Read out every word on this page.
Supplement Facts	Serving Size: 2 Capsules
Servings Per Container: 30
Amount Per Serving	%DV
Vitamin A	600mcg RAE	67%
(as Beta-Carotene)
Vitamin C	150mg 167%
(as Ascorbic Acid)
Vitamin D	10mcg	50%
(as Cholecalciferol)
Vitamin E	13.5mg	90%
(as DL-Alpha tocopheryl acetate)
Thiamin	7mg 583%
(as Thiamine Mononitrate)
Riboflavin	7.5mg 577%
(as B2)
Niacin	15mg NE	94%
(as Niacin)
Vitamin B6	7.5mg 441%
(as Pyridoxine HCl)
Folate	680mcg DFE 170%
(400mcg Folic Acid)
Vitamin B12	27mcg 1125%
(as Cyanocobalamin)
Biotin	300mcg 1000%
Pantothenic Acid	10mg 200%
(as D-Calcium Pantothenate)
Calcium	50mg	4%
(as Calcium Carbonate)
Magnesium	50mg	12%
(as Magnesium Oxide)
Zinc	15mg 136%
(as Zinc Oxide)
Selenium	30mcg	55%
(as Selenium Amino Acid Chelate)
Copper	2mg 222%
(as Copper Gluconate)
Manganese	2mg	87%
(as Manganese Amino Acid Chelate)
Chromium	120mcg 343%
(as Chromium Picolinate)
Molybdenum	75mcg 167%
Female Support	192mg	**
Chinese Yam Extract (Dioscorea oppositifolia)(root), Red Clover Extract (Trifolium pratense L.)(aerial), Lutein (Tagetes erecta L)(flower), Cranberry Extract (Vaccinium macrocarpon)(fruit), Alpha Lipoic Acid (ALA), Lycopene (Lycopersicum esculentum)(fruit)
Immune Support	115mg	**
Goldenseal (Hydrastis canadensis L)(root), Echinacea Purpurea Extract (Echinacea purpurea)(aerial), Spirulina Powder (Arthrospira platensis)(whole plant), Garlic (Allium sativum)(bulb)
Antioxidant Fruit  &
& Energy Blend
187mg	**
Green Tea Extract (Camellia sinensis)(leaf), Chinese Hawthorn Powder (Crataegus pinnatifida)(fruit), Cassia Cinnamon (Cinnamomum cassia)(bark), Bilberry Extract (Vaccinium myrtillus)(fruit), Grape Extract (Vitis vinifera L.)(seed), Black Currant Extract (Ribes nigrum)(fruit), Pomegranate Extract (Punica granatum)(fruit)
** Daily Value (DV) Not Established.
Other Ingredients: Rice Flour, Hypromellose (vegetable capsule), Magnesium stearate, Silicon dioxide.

» **Your task**
Repeat all of the entries exactly.

» **Complete output**
Read out every word on this page.
Supplement Facts	Serving Size: 2 Capsules
Servings Per Container: 30
Amount Per Serving	%DV
Vitamin A	600mcg RAE	67%
(as Beta-Carotene)
Vitamin C	150mg 167%
(as Ascorbic Acid)
Vitamin D	10mcg	50%
(as Cholecalciferol)
Vitamin E	13.5mg	90%
(as DL-Alpha tocopheryl acetate)
Thiamin	7mg 583%
(as Thiamine Mononitrate)
Riboflavin	7.5mg 577%
(as B2)
Niacin	15mg NE	94%
(as Niacin)
Vitamin B6	7.5mg 441%
(as Pyridoxine HCl)
Folate	680mcg DFE 170%
(400mcg Folic Acid)
Vitamin B12	27mcg 1125%
(as Cyanocobalamin)
Biotin	300mcg 1000%
Pantothenic Acid	10mg 200%
(as D-Calcium Pantothenate)
Calcium	50mg	4%
(as Calcium Carbonate)
Magnesium	50mg	12%
(as Magnesium Oxide)
Zinc	15mg 136%
(as Zinc Oxide)
Selenium	30mcg	55%
(as Selenium Amino Acid Chelate)
Copper	2mg 222%
(as Copper Gluconate)
Manganese	2mg	87%
(as Manganese Amino Acid Chelate)
Chromium	120mcg 343%
(as Chromium Picolinate)
Molybdenum	75mcg 167%
Female Support	192mg	**
Chinese Yam Extract (Dioscorea oppositifolia)(root), Red Clover Extract (Trifolium pratense L.)(aerial), Lutein (Tagetes erecta L)(flower), Cranberry Extract (Vaccinium macrocarpon)(fruit), Alpha Lipoic Acid (ALA), Lycopene (Lycopersicum esculentum)(fruit)
Immune Support	115mg	**
Goldenseal (Hydrastis canadensis L)(root), Echinacea Purpurea Extract (Echinacea purpurea)(aerial), Spirulina Powder (Arthrospira platensis)(whole plant), Garlic (Allium sativum)(bulb)
Antioxidant Fruit  &
& Energy Blend
187mg	**
Green Tea Extract (Camellia sinensis)(leaf), Chinese Hawthorn Powder (Crataegus pinnatifida)(fruit), Cassia Cinnamon (Cinnamomum cassia)(bark), Bilberry Extract (Vaccinium myrtillus)(fruit), Grape Extract (Vitis vinifera L.)(seed), Black Currant Extract (Ribes nigrum)(fruit), Pomegranate Extract (Punica granatum)(fruit)
** Daily Value (DV) Not Established.
Other Ingredients: Rice Flour, Hypromellose (vegetable capsule), Magnesium stearate, Silicon dioxide.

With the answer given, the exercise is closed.